EXERCISE GOAL:
Sort through the data and copy the lines holding the word "Weight".

Stored data entries:
/---
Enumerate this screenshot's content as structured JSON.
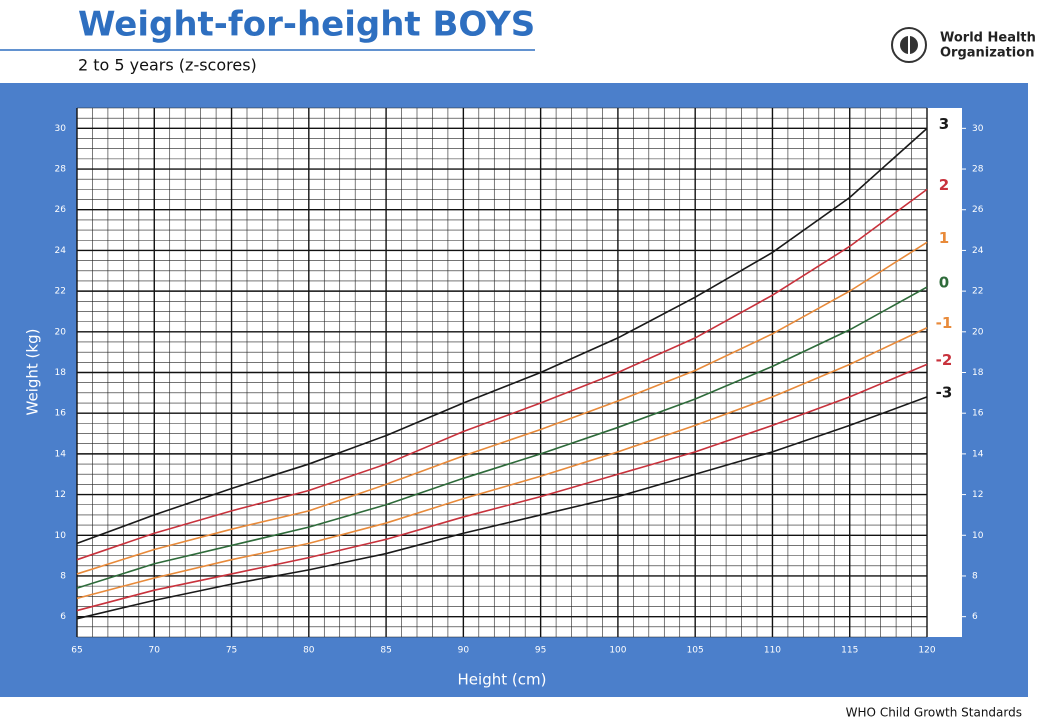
{
  "header": {
    "title": "Weight-for-height BOYS",
    "subtitle": "2 to 5 years (z-scores)",
    "logo_line1": "World Health",
    "logo_line2": "Organization"
  },
  "footer": "WHO Child Growth Standards",
  "chart_data": {
    "type": "line",
    "x_label": "Height (cm)",
    "y_label": "Weight (kg)",
    "x": [
      65,
      70,
      75,
      80,
      85,
      90,
      95,
      100,
      105,
      110,
      115,
      120
    ],
    "xlim": [
      65,
      120
    ],
    "xticks": [
      65,
      70,
      75,
      80,
      85,
      90,
      95,
      100,
      105,
      110,
      115,
      120
    ],
    "ylim": [
      5,
      31
    ],
    "yticks": [
      6,
      8,
      10,
      12,
      14,
      16,
      18,
      20,
      22,
      24,
      26,
      28,
      30
    ],
    "y2lim": [
      5,
      31
    ],
    "y2ticks": [
      6,
      8,
      10,
      12,
      14,
      16,
      18,
      20,
      22,
      24,
      26,
      28,
      30
    ],
    "grid": true,
    "series": [
      {
        "name": "3",
        "color": "#1a1a1a",
        "values": [
          9.6,
          11.0,
          12.3,
          13.5,
          14.9,
          16.5,
          18.0,
          19.7,
          21.7,
          23.9,
          26.6,
          30.0
        ]
      },
      {
        "name": "2",
        "color": "#c8323c",
        "values": [
          8.8,
          10.1,
          11.2,
          12.2,
          13.5,
          15.1,
          16.5,
          18.0,
          19.7,
          21.8,
          24.2,
          27.0
        ]
      },
      {
        "name": "1",
        "color": "#e88a3a",
        "values": [
          8.1,
          9.3,
          10.3,
          11.2,
          12.5,
          13.9,
          15.2,
          16.6,
          18.1,
          19.9,
          22.0,
          24.4
        ]
      },
      {
        "name": "0",
        "color": "#2e6b3a",
        "values": [
          7.4,
          8.6,
          9.5,
          10.4,
          11.5,
          12.8,
          14.0,
          15.3,
          16.7,
          18.3,
          20.1,
          22.2
        ]
      },
      {
        "name": "-1",
        "color": "#e88a3a",
        "values": [
          6.9,
          7.9,
          8.8,
          9.6,
          10.6,
          11.8,
          12.9,
          14.1,
          15.4,
          16.8,
          18.4,
          20.2
        ]
      },
      {
        "name": "-2",
        "color": "#c8323c",
        "values": [
          6.3,
          7.3,
          8.1,
          8.9,
          9.8,
          10.9,
          11.9,
          13.0,
          14.1,
          15.4,
          16.8,
          18.4
        ]
      },
      {
        "name": "-3",
        "color": "#1a1a1a",
        "values": [
          5.9,
          6.8,
          7.6,
          8.3,
          9.1,
          10.1,
          11.0,
          11.9,
          13.0,
          14.1,
          15.4,
          16.8
        ]
      }
    ]
  }
}
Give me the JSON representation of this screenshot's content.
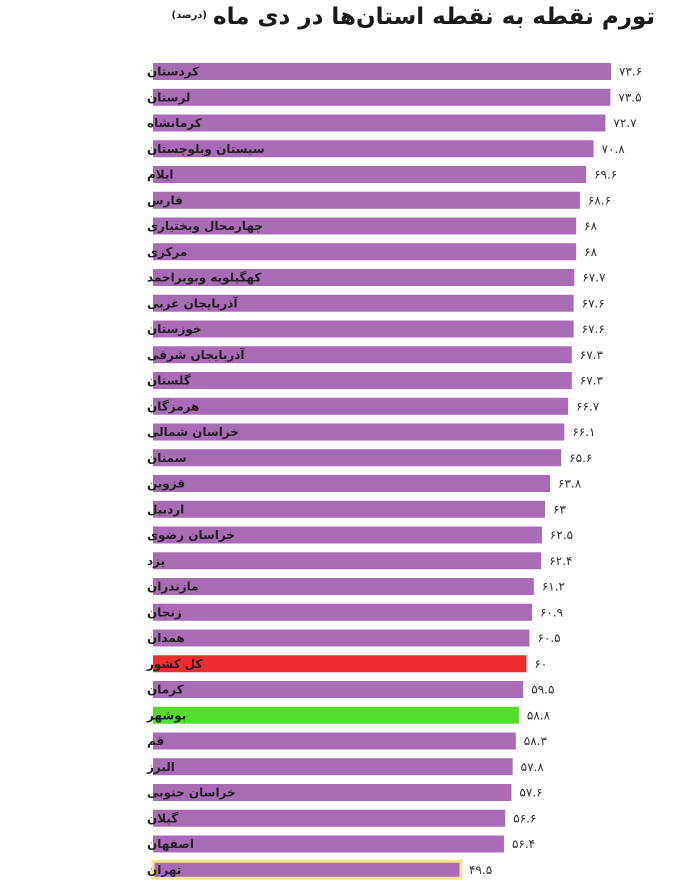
\---
REPLY:
    "title": "Weight-for-height BOYS",
    "y_label": "Weight (kg)",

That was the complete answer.